Your objective: Below are the records. Gather each line that holds "મલતદ".

== Rows ==

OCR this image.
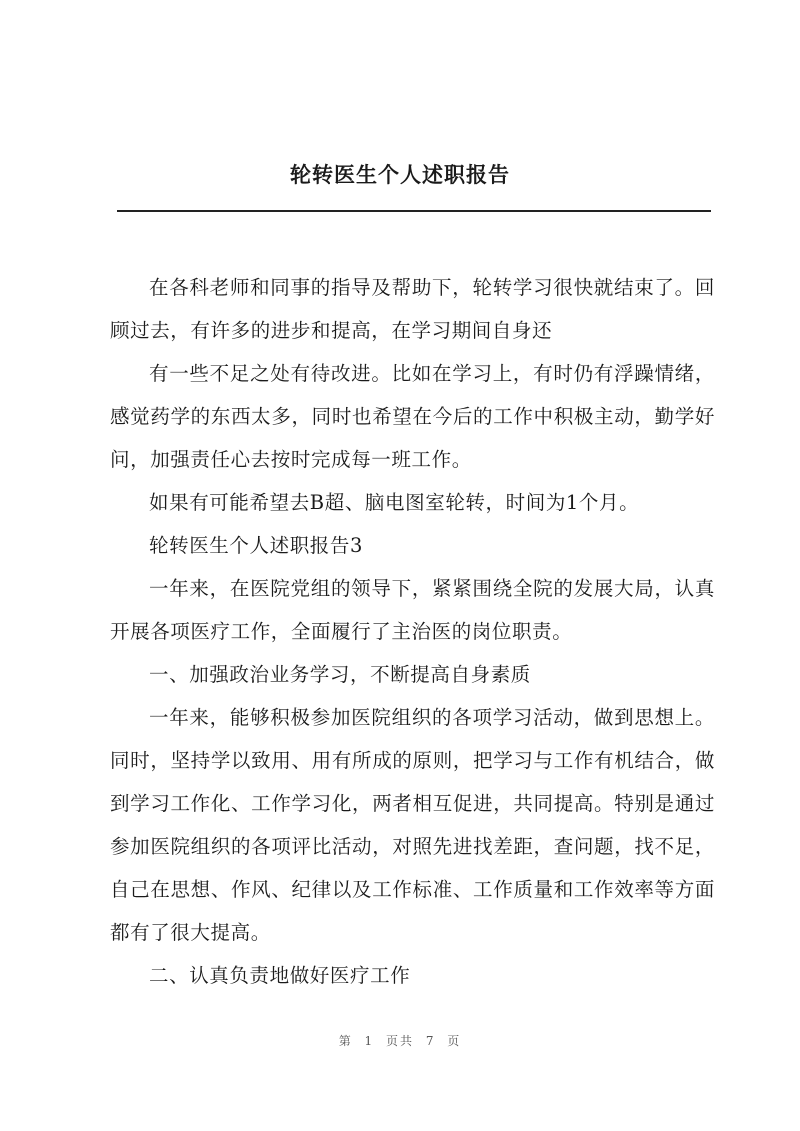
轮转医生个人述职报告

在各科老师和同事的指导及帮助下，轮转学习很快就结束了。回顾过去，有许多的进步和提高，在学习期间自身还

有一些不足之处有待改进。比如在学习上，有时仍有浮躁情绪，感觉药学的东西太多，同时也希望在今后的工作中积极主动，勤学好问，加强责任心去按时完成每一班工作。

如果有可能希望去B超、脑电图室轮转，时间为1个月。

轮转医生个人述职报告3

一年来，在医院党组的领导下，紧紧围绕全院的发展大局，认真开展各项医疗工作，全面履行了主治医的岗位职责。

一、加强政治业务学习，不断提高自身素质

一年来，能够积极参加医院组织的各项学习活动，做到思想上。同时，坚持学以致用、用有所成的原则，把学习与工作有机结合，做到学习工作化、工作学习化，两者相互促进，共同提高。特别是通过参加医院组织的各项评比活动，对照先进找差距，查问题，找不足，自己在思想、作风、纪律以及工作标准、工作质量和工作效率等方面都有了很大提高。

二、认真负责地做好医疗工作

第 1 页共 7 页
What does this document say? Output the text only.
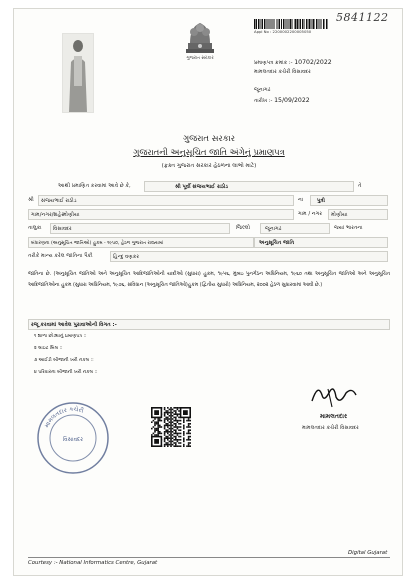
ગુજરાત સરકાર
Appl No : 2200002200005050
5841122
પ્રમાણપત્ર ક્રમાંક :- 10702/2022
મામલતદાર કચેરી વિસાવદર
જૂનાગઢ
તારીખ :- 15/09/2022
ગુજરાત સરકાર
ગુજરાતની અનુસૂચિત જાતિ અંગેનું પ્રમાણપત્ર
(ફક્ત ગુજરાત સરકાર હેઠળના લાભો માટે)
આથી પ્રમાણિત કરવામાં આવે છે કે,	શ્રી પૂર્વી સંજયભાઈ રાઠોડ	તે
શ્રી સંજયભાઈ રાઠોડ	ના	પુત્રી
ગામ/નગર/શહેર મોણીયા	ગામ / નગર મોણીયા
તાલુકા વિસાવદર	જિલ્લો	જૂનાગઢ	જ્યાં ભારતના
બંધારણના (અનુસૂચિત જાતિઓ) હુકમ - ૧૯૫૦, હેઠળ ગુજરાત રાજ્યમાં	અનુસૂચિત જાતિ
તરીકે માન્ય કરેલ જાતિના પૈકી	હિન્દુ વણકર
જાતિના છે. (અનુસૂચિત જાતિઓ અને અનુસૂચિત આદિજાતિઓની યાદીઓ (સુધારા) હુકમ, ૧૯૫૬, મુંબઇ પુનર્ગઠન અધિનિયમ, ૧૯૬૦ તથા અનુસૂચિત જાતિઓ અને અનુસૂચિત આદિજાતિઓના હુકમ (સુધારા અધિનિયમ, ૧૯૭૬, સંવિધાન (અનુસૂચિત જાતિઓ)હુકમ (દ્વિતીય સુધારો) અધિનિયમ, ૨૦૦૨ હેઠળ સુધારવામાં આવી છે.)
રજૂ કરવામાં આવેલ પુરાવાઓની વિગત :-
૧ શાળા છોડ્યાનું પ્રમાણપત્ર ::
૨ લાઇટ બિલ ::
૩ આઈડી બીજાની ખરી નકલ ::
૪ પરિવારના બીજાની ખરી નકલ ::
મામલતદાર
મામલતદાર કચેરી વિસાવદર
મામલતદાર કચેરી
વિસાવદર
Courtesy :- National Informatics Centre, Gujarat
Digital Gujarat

===

Solution to the exercise:
મામલતદાર કચેરી વિસાવદર
મામલતદાર
મામલતદાર કચેરી વિસાવદર
મામલતદાર કચેરી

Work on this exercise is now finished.